◆ **STATED GOAL**: Transcribe the listing below word for word.

◆ **DATA FOR THIS TASK**:
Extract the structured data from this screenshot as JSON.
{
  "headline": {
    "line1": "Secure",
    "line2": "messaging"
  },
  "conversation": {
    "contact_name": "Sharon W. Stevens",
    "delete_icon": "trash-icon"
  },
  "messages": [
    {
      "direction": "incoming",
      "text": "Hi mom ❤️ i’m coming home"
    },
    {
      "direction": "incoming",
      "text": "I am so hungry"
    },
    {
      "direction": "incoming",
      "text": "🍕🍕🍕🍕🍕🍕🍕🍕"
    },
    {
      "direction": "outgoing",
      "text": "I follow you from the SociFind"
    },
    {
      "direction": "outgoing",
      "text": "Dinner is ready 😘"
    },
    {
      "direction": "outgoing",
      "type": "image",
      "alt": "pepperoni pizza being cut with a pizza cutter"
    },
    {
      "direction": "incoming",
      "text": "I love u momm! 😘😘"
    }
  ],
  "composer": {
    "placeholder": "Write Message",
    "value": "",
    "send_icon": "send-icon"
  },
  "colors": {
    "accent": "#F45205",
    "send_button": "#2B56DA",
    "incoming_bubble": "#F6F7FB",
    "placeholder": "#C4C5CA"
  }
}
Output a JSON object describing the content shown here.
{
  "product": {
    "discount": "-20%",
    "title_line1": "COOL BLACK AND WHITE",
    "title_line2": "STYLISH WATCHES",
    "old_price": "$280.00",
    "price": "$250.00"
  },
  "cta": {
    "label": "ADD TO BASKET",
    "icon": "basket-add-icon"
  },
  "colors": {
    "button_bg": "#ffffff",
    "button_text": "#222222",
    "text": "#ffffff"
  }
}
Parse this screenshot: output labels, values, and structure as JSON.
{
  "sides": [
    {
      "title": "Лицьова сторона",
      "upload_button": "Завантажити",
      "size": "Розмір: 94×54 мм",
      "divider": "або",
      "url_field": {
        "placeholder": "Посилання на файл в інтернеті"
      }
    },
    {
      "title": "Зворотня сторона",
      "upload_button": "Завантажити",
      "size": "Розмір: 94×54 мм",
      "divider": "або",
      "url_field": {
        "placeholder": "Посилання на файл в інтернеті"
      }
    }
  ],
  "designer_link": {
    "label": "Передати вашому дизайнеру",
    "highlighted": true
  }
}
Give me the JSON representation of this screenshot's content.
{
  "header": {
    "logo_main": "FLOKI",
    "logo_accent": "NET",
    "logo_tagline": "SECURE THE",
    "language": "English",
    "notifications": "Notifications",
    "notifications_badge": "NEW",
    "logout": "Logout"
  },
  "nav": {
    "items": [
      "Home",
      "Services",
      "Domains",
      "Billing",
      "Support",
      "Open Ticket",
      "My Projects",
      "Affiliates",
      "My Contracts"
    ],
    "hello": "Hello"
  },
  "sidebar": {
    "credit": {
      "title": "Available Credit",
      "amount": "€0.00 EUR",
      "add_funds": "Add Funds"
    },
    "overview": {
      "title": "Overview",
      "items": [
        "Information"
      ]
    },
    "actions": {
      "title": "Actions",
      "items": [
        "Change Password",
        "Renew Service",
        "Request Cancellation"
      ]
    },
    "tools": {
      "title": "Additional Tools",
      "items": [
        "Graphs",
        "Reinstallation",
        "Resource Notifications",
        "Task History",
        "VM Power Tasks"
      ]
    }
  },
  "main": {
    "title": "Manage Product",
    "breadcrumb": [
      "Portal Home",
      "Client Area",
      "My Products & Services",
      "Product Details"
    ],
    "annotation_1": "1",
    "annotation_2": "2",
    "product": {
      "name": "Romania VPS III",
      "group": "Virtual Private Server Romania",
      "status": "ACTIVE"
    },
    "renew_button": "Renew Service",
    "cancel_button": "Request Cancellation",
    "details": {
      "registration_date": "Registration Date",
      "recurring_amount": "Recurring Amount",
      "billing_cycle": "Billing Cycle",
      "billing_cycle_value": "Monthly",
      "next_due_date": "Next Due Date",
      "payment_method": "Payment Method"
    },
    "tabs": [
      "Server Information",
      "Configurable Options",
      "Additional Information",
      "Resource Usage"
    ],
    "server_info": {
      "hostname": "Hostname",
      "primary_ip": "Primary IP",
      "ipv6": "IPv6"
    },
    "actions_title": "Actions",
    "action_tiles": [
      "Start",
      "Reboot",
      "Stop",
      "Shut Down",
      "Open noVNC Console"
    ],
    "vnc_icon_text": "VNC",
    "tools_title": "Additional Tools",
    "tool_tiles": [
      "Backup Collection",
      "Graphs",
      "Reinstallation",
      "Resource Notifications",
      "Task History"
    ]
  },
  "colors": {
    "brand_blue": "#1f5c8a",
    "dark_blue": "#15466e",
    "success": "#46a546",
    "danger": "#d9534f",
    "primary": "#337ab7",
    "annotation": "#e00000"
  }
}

◆ **WORKED SOLUTION**:
Extract the structured data from this screenshot as JSON.
{
  "headline": {
    "line1": "Secure",
    "line2": "messaging"
  },
  "conversation": {
    "contact_name": "Sharon W. Stevens",
    "delete_icon": "trash-icon"
  },
  "messages": [
    {
      "direction": "incoming",
      "text": "Hi mom ❤️ i’m coming home"
    },
    {
      "direction": "incoming",
      "text": "I am so hungry"
    },
    {
      "direction": "incoming",
      "text": "🍕🍕🍕🍕🍕🍕🍕🍕"
    },
    {
      "direction": "outgoing",
      "text": "I follow you from the SociFind"
    },
    {
      "direction": "outgoing",
      "text": "Dinner is ready 😘"
    },
    {
      "direction": "outgoing",
      "type": "image",
      "alt": "pepperoni pizza being cut with a pizza cutter"
    },
    {
      "direction": "incoming",
      "text": "I love u momm! 😘😘"
    }
  ],
  "composer": {
    "placeholder": "Write Message",
    "value": "",
    "send_icon": "send-icon"
  },
  "colors": {
    "accent": "#F45205",
    "send_button": "#2B56DA",
    "incoming_bubble": "#F6F7FB",
    "placeholder": "#C4C5CA"
  }
}
Output a JSON object describing the content shown here.
{
  "product": {
    "discount": "-20%",
    "title_line1": "COOL BLACK AND WHITE",
    "title_line2": "STYLISH WATCHES",
    "old_price": "$280.00",
    "price": "$250.00"
  },
  "cta": {
    "label": "ADD TO BASKET",
    "icon": "basket-add-icon"
  },
  "colors": {
    "button_bg": "#ffffff",
    "button_text": "#222222",
    "text": "#ffffff"
  }
}
Parse this screenshot: output labels, values, and structure as JSON.
{
  "sides": [
    {
      "title": "Лицьова сторона",
      "upload_button": "Завантажити",
      "size": "Розмір: 94×54 мм",
      "divider": "або",
      "url_field": {
        "placeholder": "Посилання на файл в інтернеті"
      }
    },
    {
      "title": "Зворотня сторона",
      "upload_button": "Завантажити",
      "size": "Розмір: 94×54 мм",
      "divider": "або",
      "url_field": {
        "placeholder": "Посилання на файл в інтернеті"
      }
    }
  ],
  "designer_link": {
    "label": "Передати вашому дизайнеру",
    "highlighted": true
  }
}
Give me the JSON representation of this screenshot's content.
{
  "header": {
    "logo_main": "FLOKI",
    "logo_accent": "NET",
    "logo_tagline": "SECURE THE",
    "language": "English",
    "notifications": "Notifications",
    "notifications_badge": "NEW",
    "logout": "Logout"
  },
  "nav": {
    "items": [
      "Home",
      "Services",
      "Domains",
      "Billing",
      "Support",
      "Open Ticket",
      "My Projects",
      "Affiliates",
      "My Contracts"
    ],
    "hello": "Hello"
  },
  "sidebar": {
    "credit": {
      "title": "Available Credit",
      "amount": "€0.00 EUR",
      "add_funds": "Add Funds"
    },
    "overview": {
      "title": "Overview",
      "items": [
        "Information"
      ]
    },
    "actions": {
      "title": "Actions",
      "items": [
        "Change Password",
        "Renew Service",
        "Request Cancellation"
      ]
    },
    "tools": {
      "title": "Additional Tools",
      "items": [
        "Graphs",
        "Reinstallation",
        "Resource Notifications",
        "Task History",
        "VM Power Tasks"
      ]
    }
  },
  "main": {
    "title": "Manage Product",
    "breadcrumb": [
      "Portal Home",
      "Client Area",
      "My Products & Services",
      "Product Details"
    ],
    "annotation_1": "1",
    "annotation_2": "2",
    "product": {
      "name": "Romania VPS III",
      "group": "Virtual Private Server Romania",
      "status": "ACTIVE"
    },
    "renew_button": "Renew Service",
    "cancel_button": "Request Cancellation",
    "details": {
      "registration_date": "Registration Date",
      "recurring_amount": "Recurring Amount",
      "billing_cycle": "Billing Cycle",
      "billing_cycle_value": "Monthly",
      "next_due_date": "Next Due Date",
      "payment_method": "Payment Method"
    },
    "tabs": [
      "Server Information",
      "Configurable Options",
      "Additional Information",
      "Resource Usage"
    ],
    "server_info": {
      "hostname": "Hostname",
      "primary_ip": "Primary IP",
      "ipv6": "IPv6"
    },
    "actions_title": "Actions",
    "action_tiles": [
      "Start",
      "Reboot",
      "Stop",
      "Shut Down",
      "Open noVNC Console"
    ],
    "vnc_icon_text": "VNC",
    "tools_title": "Additional Tools",
    "tool_tiles": [
      "Backup Collection",
      "Graphs",
      "Reinstallation",
      "Resource Notifications",
      "Task History"
    ]
  },
  "colors": {
    "brand_blue": "#1f5c8a",
    "dark_blue": "#15466e",
    "success": "#46a546",
    "danger": "#d9534f",
    "primary": "#337ab7",
    "annotation": "#e00000"
  }
}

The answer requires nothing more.